▶ [To do]: Restate the full set of records exactly, without adding or dropping a word.

▶ [Extracted records]:
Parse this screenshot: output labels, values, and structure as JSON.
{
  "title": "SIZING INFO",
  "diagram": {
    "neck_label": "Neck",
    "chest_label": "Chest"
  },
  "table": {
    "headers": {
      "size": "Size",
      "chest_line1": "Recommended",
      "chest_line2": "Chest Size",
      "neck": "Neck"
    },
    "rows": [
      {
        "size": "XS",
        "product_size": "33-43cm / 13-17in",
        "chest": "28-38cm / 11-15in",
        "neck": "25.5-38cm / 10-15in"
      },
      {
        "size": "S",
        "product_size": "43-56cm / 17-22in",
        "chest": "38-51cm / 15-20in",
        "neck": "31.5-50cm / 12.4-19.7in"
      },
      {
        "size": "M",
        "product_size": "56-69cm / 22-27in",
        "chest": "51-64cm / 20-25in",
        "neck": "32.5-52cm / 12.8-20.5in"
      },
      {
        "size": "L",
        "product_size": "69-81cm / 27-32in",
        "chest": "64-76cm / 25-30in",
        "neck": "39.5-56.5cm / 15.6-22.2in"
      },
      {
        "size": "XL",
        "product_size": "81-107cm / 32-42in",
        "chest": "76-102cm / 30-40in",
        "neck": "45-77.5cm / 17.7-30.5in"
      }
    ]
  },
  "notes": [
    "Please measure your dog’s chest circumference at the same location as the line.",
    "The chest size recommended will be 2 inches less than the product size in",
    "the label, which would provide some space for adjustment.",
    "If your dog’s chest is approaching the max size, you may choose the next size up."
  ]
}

▶ [Expected output]:
Parse this screenshot: output labels, values, and structure as JSON.
{
  "title": "SIZING INFO",
  "diagram": {
    "neck_label": "Neck",
    "chest_label": "Chest"
  },
  "table": {
    "headers": {
      "size": "Size",
      "chest_line1": "Recommended",
      "chest_line2": "Chest Size",
      "neck": "Neck"
    },
    "rows": [
      {
        "size": "XS",
        "product_size": "33-43cm / 13-17in",
        "chest": "28-38cm / 11-15in",
        "neck": "25.5-38cm / 10-15in"
      },
      {
        "size": "S",
        "product_size": "43-56cm / 17-22in",
        "chest": "38-51cm / 15-20in",
        "neck": "31.5-50cm / 12.4-19.7in"
      },
      {
        "size": "M",
        "product_size": "56-69cm / 22-27in",
        "chest": "51-64cm / 20-25in",
        "neck": "32.5-52cm / 12.8-20.5in"
      },
      {
        "size": "L",
        "product_size": "69-81cm / 27-32in",
        "chest": "64-76cm / 25-30in",
        "neck": "39.5-56.5cm / 15.6-22.2in"
      },
      {
        "size": "XL",
        "product_size": "81-107cm / 32-42in",
        "chest": "76-102cm / 30-40in",
        "neck": "45-77.5cm / 17.7-30.5in"
      }
    ]
  },
  "notes": [
    "Please measure your dog’s chest circumference at the same location as the line.",
    "The chest size recommended will be 2 inches less than the product size in",
    "the label, which would provide some space for adjustment.",
    "If your dog’s chest is approaching the max size, you may choose the next size up."
  ]
}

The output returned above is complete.